■ **Directions**
Word for word, set down the records and skip each picture.
***
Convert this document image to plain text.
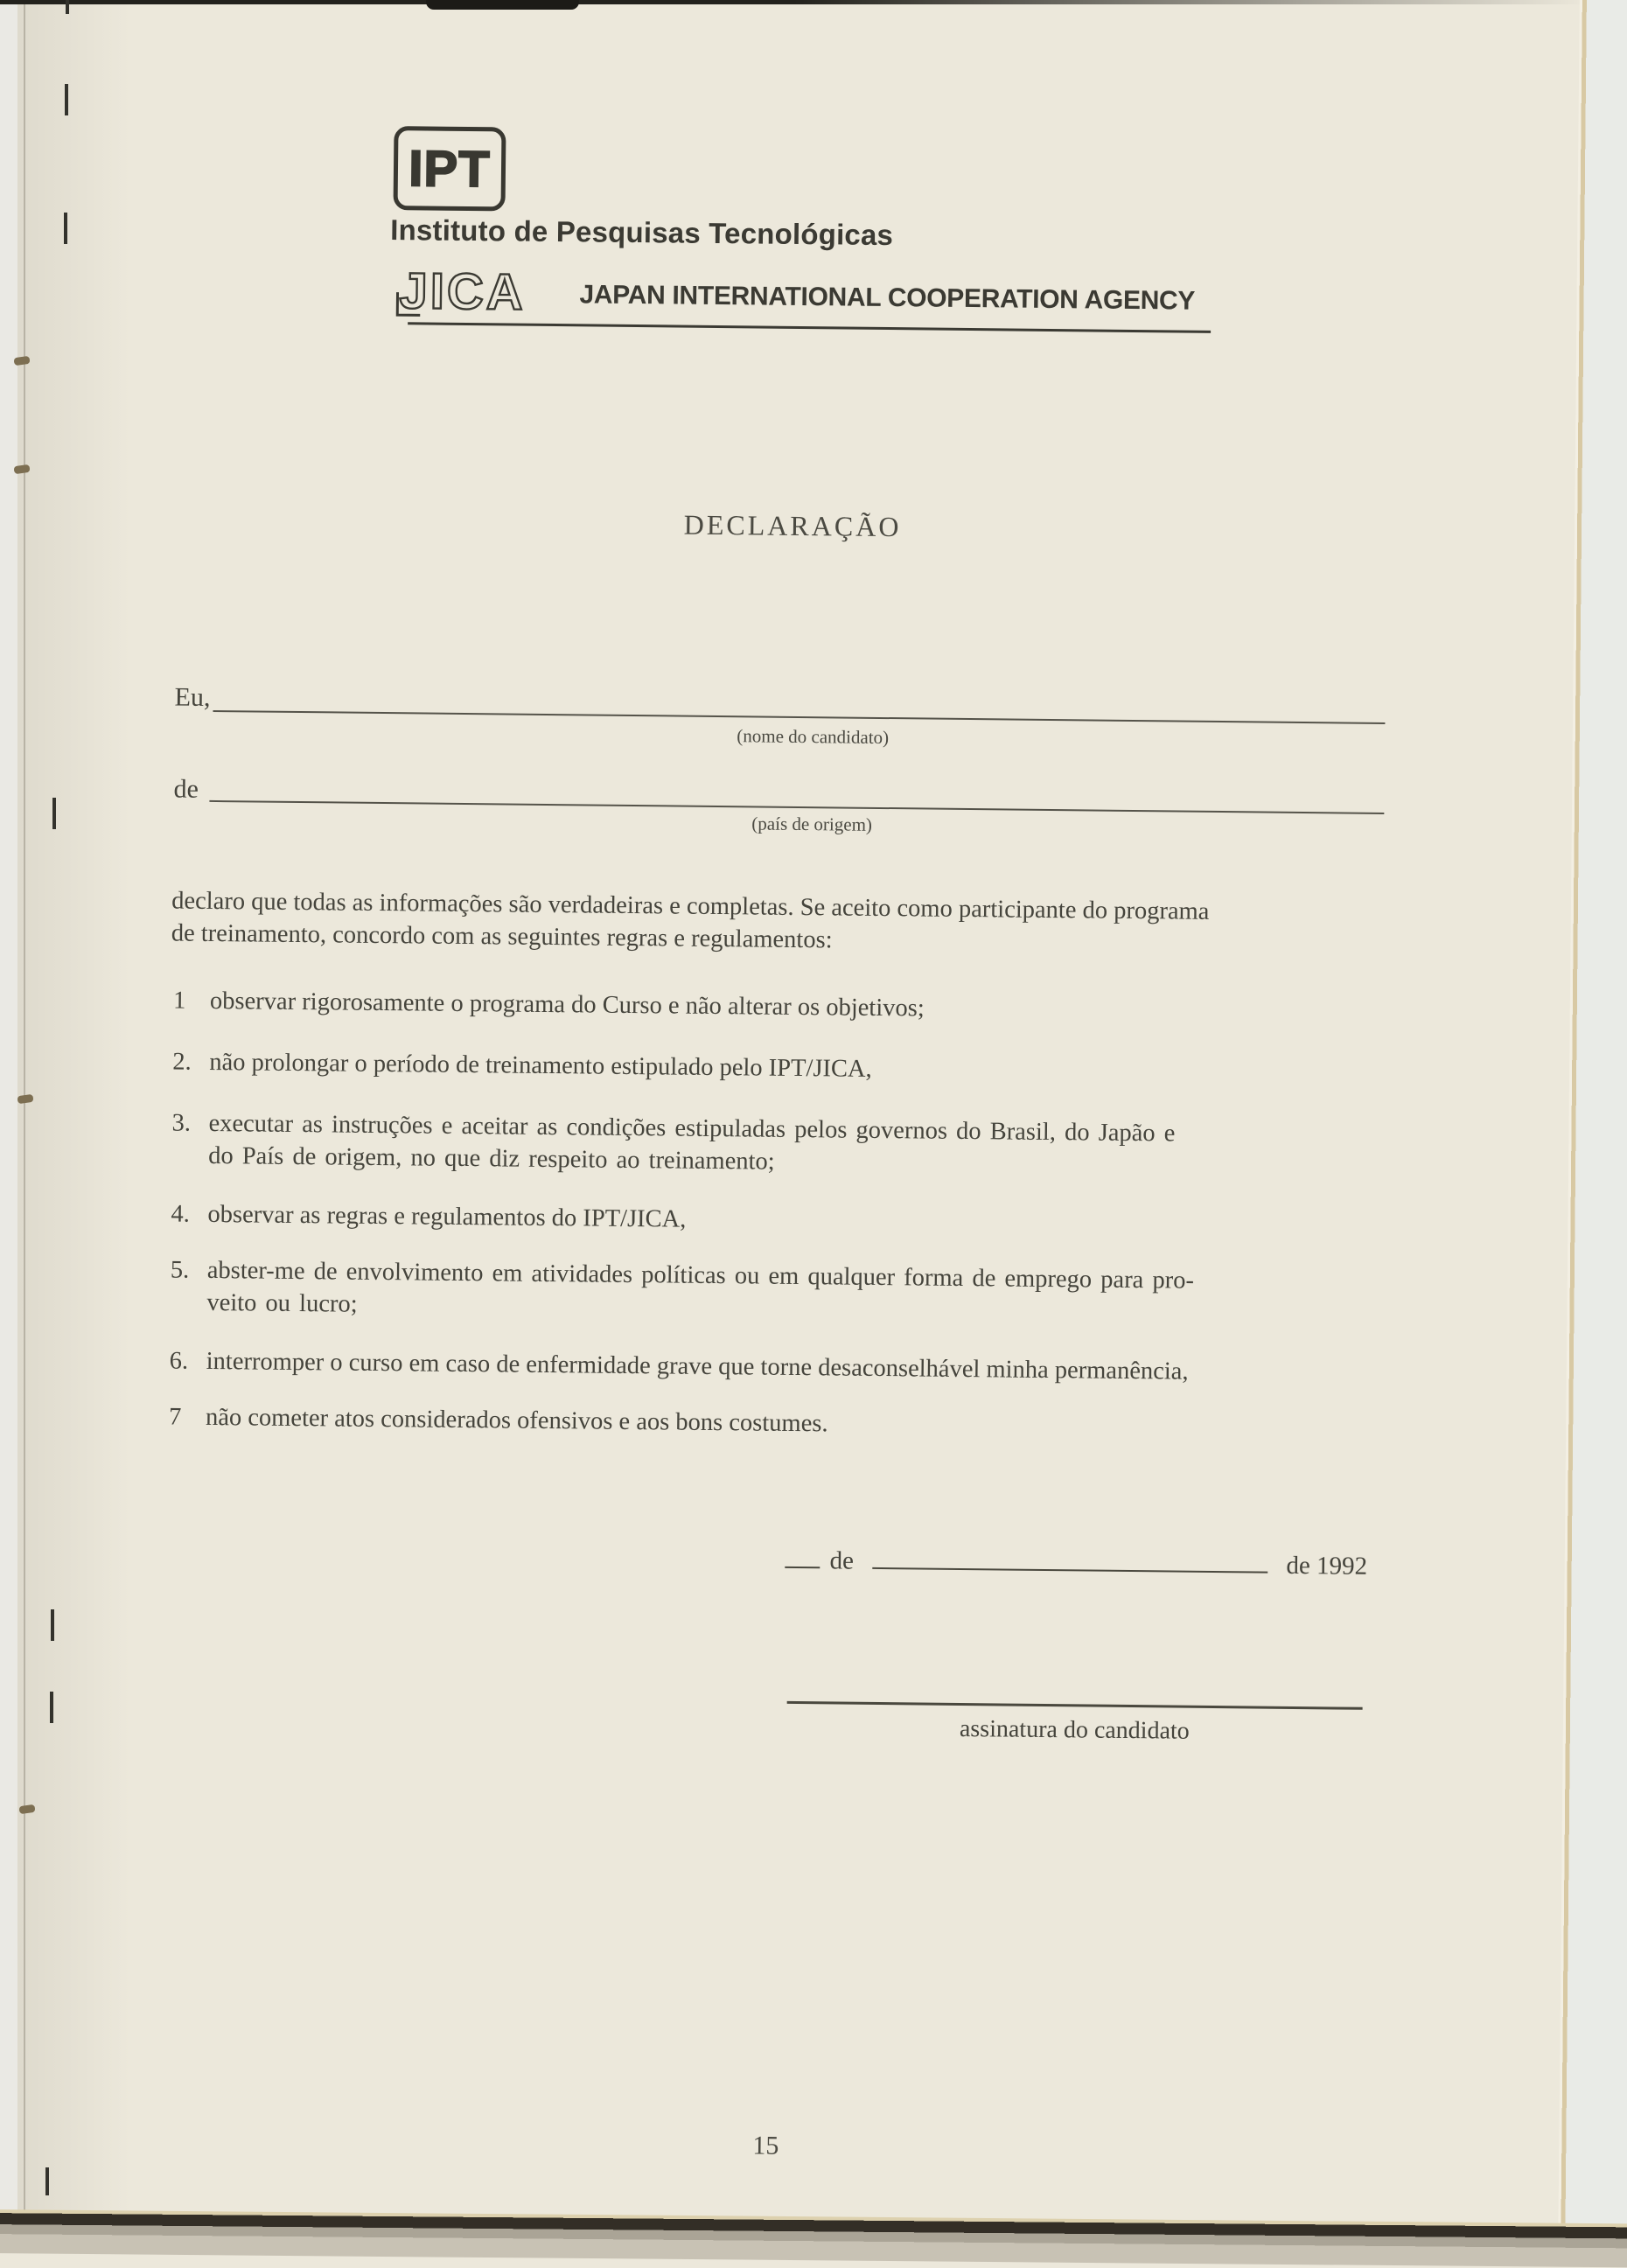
IPT
Instituto de Pesquisas Tecnológicas
JICA JAPAN INTERNATIONAL COOPERATION AGENCY
DECLARAÇÃO
Eu,
(nome do candidato)
de
(país de origem)
declaro que todas as informações são verdadeiras e completas. Se aceito como participante do programa
de treinamento, concordo com as seguintes regras e regulamentos:
1 observar rigorosamente o programa do Curso e não alterar os objetivos;
2. não prolongar o período de treinamento estipulado pelo IPT/JICA,
3. executar as instruções e aceitar as condições estipuladas pelos governos do Brasil, do Japão e
do País de origem, no que diz respeito ao treinamento;
4. observar as regras e regulamentos do IPT/JICA,
5. abster-me de envolvimento em atividades políticas ou em qualquer forma de emprego para pro-
veito ou lucro;
6. interromper o curso em caso de enfermidade grave que torne desaconselhável minha permanência,
7 não cometer atos considerados ofensivos e aos bons costumes.
de	de 1992
assinatura do candidato
15
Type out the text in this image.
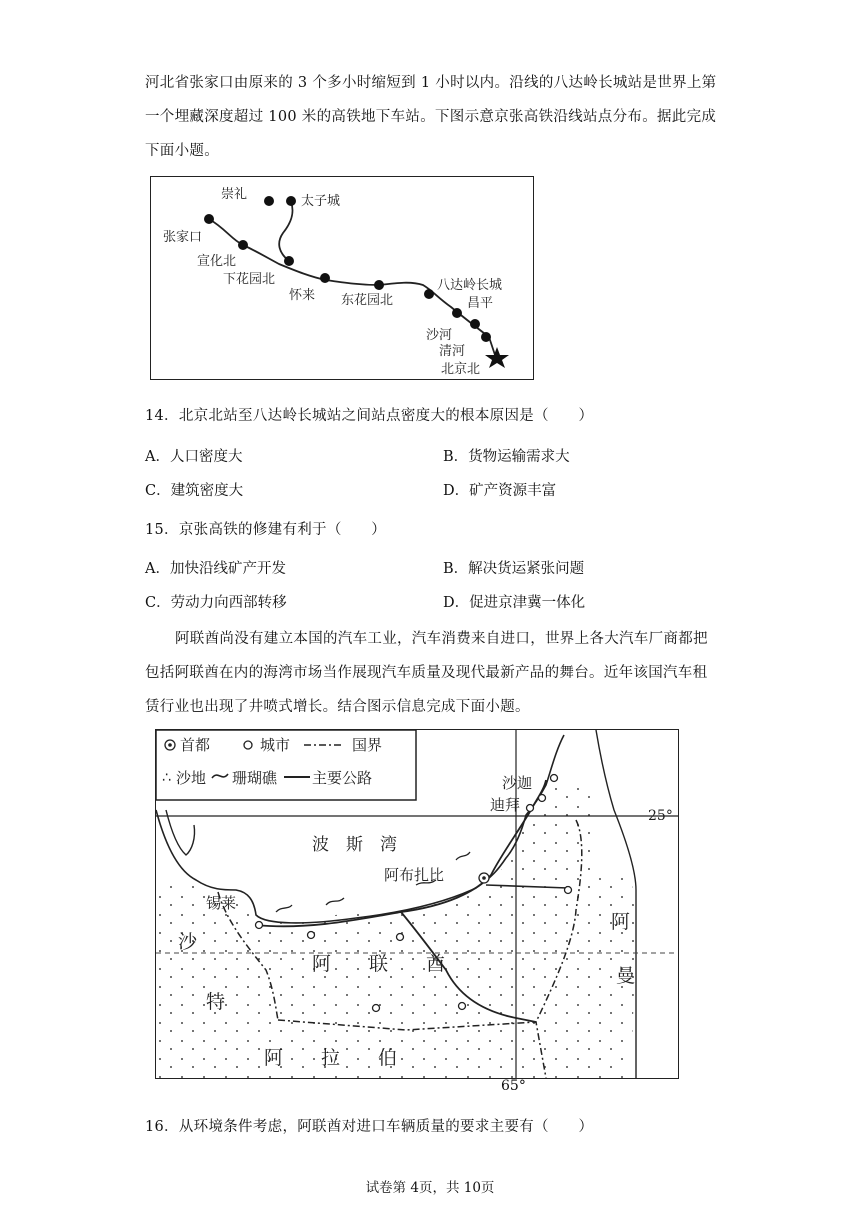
河北省张家口由原来的 3 个多小时缩短到 1 小时以内。沿线的八达岭长城站是世界上第
一个埋藏深度超过 100 米的高铁地下车站。下图示意京张高铁沿线站点分布。据此完成
下面小题。
崇礼	太子城
张家口
宣化北
下花园北
怀来 东花园北
八达岭长城
昌平
沙河
清河
北京北
14．北京北站至八达岭长城站之间站点密度大的根本原因是（　　）
A．人口密度大	B．货物运输需求大
C．建筑密度大	D．矿产资源丰富
15．京张高铁的修建有利于（　　）
A．加快沿线矿产开发	B．解决货运紧张问题
C．劳动力向西部转移	D．促进京津冀一体化
阿联酋尚没有建立本国的汽车工业，汽车消费来自进口，世界上各大汽车厂商都把
包括阿联酋在内的海湾市场当作展现汽车质量及现代最新产品的舞台。近年该国汽车租
赁行业也出现了井喷式增长。结合图示信息完成下面小题。
首都	城市	国界
∴ 沙地 珊瑚礁 主要公路
波　斯　湾
沙迦
迪拜
阿布扎比
锡莱
阿　　联　　酋
阿
曼
沙
特
阿　　拉　　伯
25°
65°
16．从环境条件考虑，阿联酋对进口车辆质量的要求主要有（　　）
试卷第 4页，共 10页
***
■ **Expected output**
Convert this document image to plain text.
IPT
Instituto de Pesquisas Tecnológicas
JICA JAPAN INTERNATIONAL COOPERATION AGENCY
DECLARAÇÃO
Eu,
(nome do candidato)
de
(país de origem)
declaro que todas as informações são verdadeiras e completas. Se aceito como participante do programa
de treinamento, concordo com as seguintes regras e regulamentos:
1 observar rigorosamente o programa do Curso e não alterar os objetivos;
2. não prolongar o período de treinamento estipulado pelo IPT/JICA,
3. executar as instruções e aceitar as condições estipuladas pelos governos do Brasil, do Japão e
do País de origem, no que diz respeito ao treinamento;
4. observar as regras e regulamentos do IPT/JICA,
5. abster-me de envolvimento em atividades políticas ou em qualquer forma de emprego para pro-
veito ou lucro;
6. interromper o curso em caso de enfermidade grave que torne desaconselhável minha permanência,
7 não cometer atos considerados ofensivos e aos bons costumes.
de	de 1992
assinatura do candidato
15
Type out the text in this image.
河北省张家口由原来的 3 个多小时缩短到 1 小时以内。沿线的八达岭长城站是世界上第
一个埋藏深度超过 100 米的高铁地下车站。下图示意京张高铁沿线站点分布。据此完成
下面小题。
崇礼	太子城
张家口
宣化北
下花园北
怀来 东花园北
八达岭长城
昌平
沙河
清河
北京北
14．北京北站至八达岭长城站之间站点密度大的根本原因是（　　）
A．人口密度大	B．货物运输需求大
C．建筑密度大	D．矿产资源丰富
15．京张高铁的修建有利于（　　）
A．加快沿线矿产开发	B．解决货运紧张问题
C．劳动力向西部转移	D．促进京津冀一体化
阿联酋尚没有建立本国的汽车工业，汽车消费来自进口，世界上各大汽车厂商都把
包括阿联酋在内的海湾市场当作展现汽车质量及现代最新产品的舞台。近年该国汽车租
赁行业也出现了井喷式增长。结合图示信息完成下面小题。
首都	城市	国界
∴ 沙地 珊瑚礁 主要公路
波　斯　湾
沙迦
迪拜
阿布扎比
锡莱
阿　　联　　酋
阿
曼
沙
特
阿　　拉　　伯
25°
65°
16．从环境条件考虑，阿联酋对进口车辆质量的要求主要有（　　）
试卷第 4页，共 10页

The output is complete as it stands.